### The task
Check each line for the string "left" and give only the count of lines that have it.

### Given records
Begin
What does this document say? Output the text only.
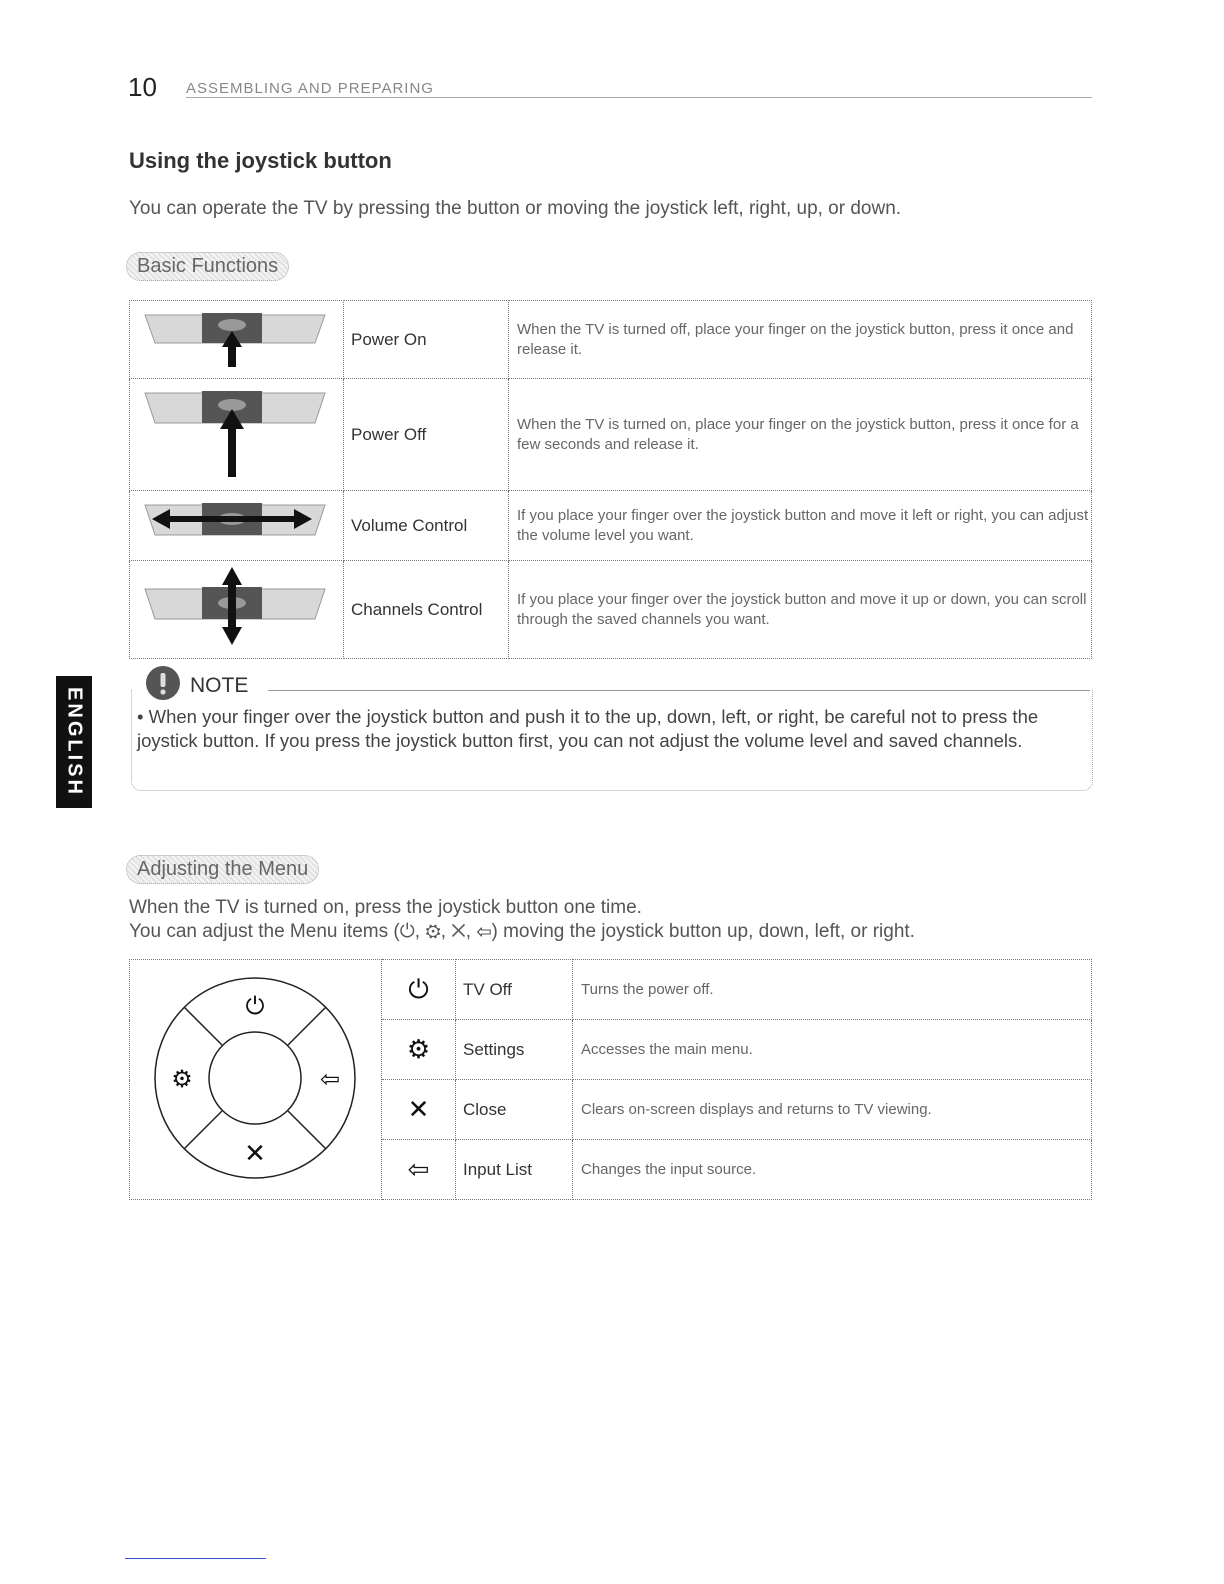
10 ASSEMBLING AND PREPARING
Using the joystick button
You can operate the TV by pressing the button or moving the joystick left, right, up, or down.
Basic Functions
	Power On	When the TV is turned off, place your finger on the joystick button, press it once and release it.
	Power Off	When the TV is turned on, place your finger on the joystick button, press it once for a few seconds and release it.
	Volume Control	If you place your finger over the joystick button and move it left or right, you can adjust the volume level you want.
	Channels Control	If you place your finger over the joystick button and move it up or down, you can scroll through the saved channels you want.
ENGLISH
NOTE
• When your finger over the joystick button and push it to the up, down, left, or right, be careful not to press the joystick button. If you press the joystick button first, you can not adjust the volume level and saved channels.
Adjusting the Menu
When the TV is turned on, press the joystick button one time.
You can adjust the Menu items (⏻, ⚙, ✕, ⇦) moving the joystick button up, down, left, or right.
⏻
⚙ ⇦
✕	⏻	TV Off	Turns the power off.
	⚙	Settings	Accesses the main menu.
	✕	Close	Clears on-screen displays and returns to TV viewing.
	⇦	Input List	Changes the input source.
End
### Reply to the exercise
4